> **WHAT YOU NEED TO DO**
Every record must be repeated exactly; omit any pictures they contain.

-- BEGIN --

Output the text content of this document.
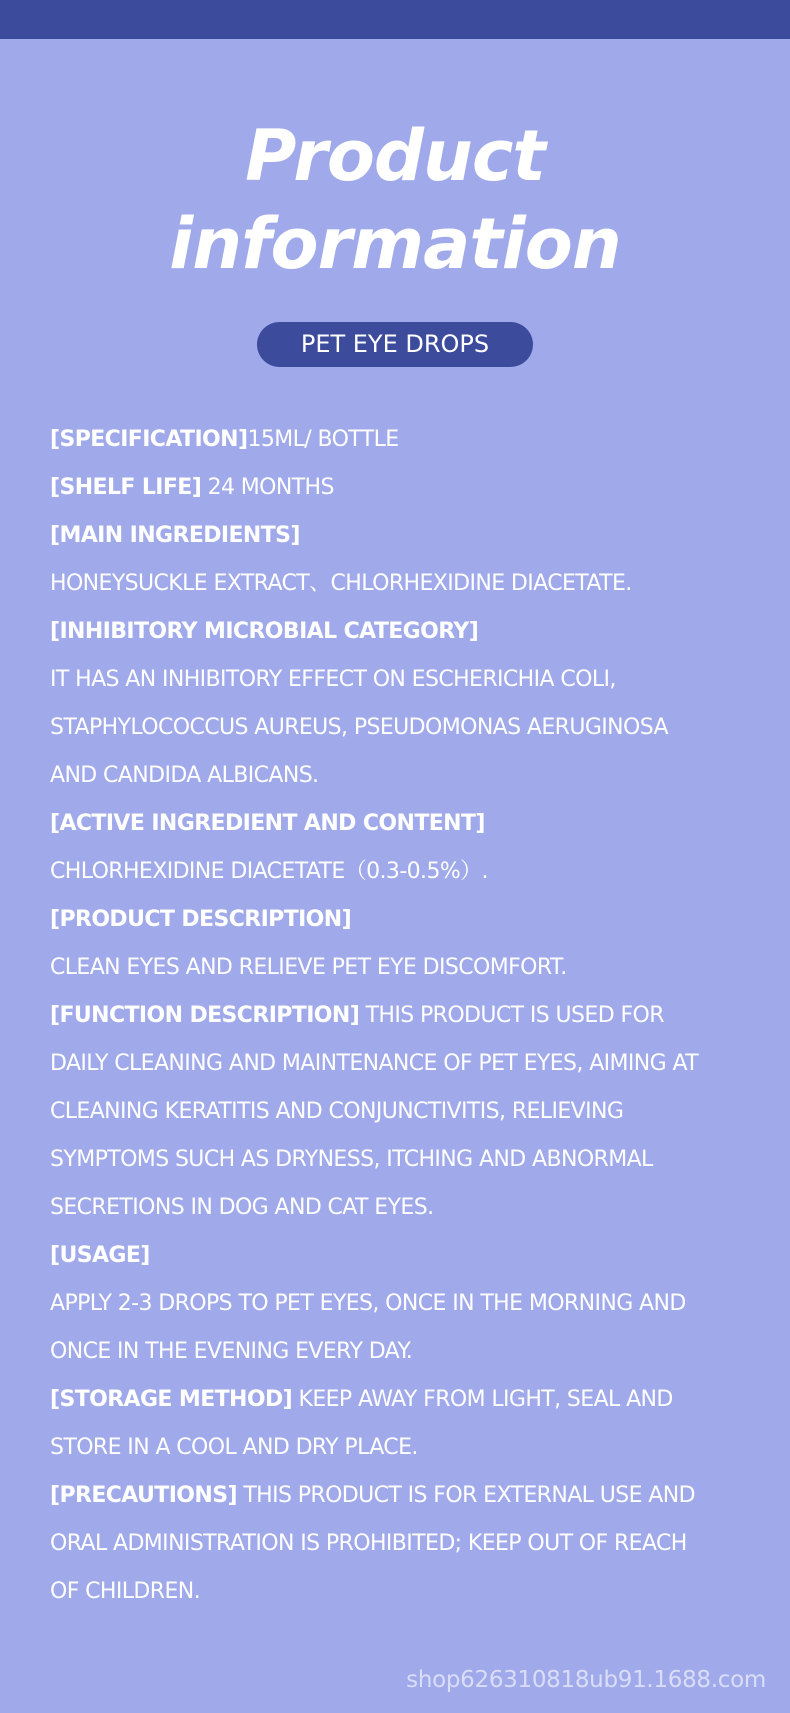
Product
information
PET EYE DROPS
[SPECIFICATION]15ML/ BOTTLE
[SHELF LIFE] 24 MONTHS
[MAIN INGREDIENTS]
HONEYSUCKLE EXTRACT、CHLORHEXIDINE DIACETATE.
[INHIBITORY MICROBIAL CATEGORY]
IT HAS AN INHIBITORY EFFECT ON ESCHERICHIA COLI,
STAPHYLOCOCCUS AUREUS, PSEUDOMONAS AERUGINOSA
AND CANDIDA ALBICANS.
[ACTIVE INGREDIENT AND CONTENT]
CHLORHEXIDINE DIACETATE（0.3-0.5%）.
[PRODUCT DESCRIPTION]
CLEAN EYES AND RELIEVE PET EYE DISCOMFORT.
[FUNCTION DESCRIPTION] THIS PRODUCT IS USED FOR
DAILY CLEANING AND MAINTENANCE OF PET EYES, AIMING AT
CLEANING KERATITIS AND CONJUNCTIVITIS, RELIEVING
SYMPTOMS SUCH AS DRYNESS, ITCHING AND ABNORMAL
SECRETIONS IN DOG AND CAT EYES.
[USAGE]
APPLY 2-3 DROPS TO PET EYES, ONCE IN THE MORNING AND
ONCE IN THE EVENING EVERY DAY.
[STORAGE METHOD] KEEP AWAY FROM LIGHT, SEAL AND
STORE IN A COOL AND DRY PLACE.
[PRECAUTIONS] THIS PRODUCT IS FOR EXTERNAL USE AND
ORAL ADMINISTRATION IS PROHIBITED; KEEP OUT OF REACH
OF CHILDREN.
shop626310818ub91.1688.com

-- END --

> **TASK RESULT**
Output the text content of this document.
Product
information
PET EYE DROPS
[SPECIFICATION]15ML/ BOTTLE
[SHELF LIFE] 24 MONTHS
[MAIN INGREDIENTS]
HONEYSUCKLE EXTRACT、CHLORHEXIDINE DIACETATE.
[INHIBITORY MICROBIAL CATEGORY]
IT HAS AN INHIBITORY EFFECT ON ESCHERICHIA COLI,
STAPHYLOCOCCUS AUREUS, PSEUDOMONAS AERUGINOSA
AND CANDIDA ALBICANS.
[ACTIVE INGREDIENT AND CONTENT]
CHLORHEXIDINE DIACETATE（0.3-0.5%）.
[PRODUCT DESCRIPTION]
CLEAN EYES AND RELIEVE PET EYE DISCOMFORT.
[FUNCTION DESCRIPTION] THIS PRODUCT IS USED FOR
DAILY CLEANING AND MAINTENANCE OF PET EYES, AIMING AT
CLEANING KERATITIS AND CONJUNCTIVITIS, RELIEVING
SYMPTOMS SUCH AS DRYNESS, ITCHING AND ABNORMAL
SECRETIONS IN DOG AND CAT EYES.
[USAGE]
APPLY 2-3 DROPS TO PET EYES, ONCE IN THE MORNING AND
ONCE IN THE EVENING EVERY DAY.
[STORAGE METHOD] KEEP AWAY FROM LIGHT, SEAL AND
STORE IN A COOL AND DRY PLACE.
[PRECAUTIONS] THIS PRODUCT IS FOR EXTERNAL USE AND
ORAL ADMINISTRATION IS PROHIBITED; KEEP OUT OF REACH
OF CHILDREN.
shop626310818ub91.1688.com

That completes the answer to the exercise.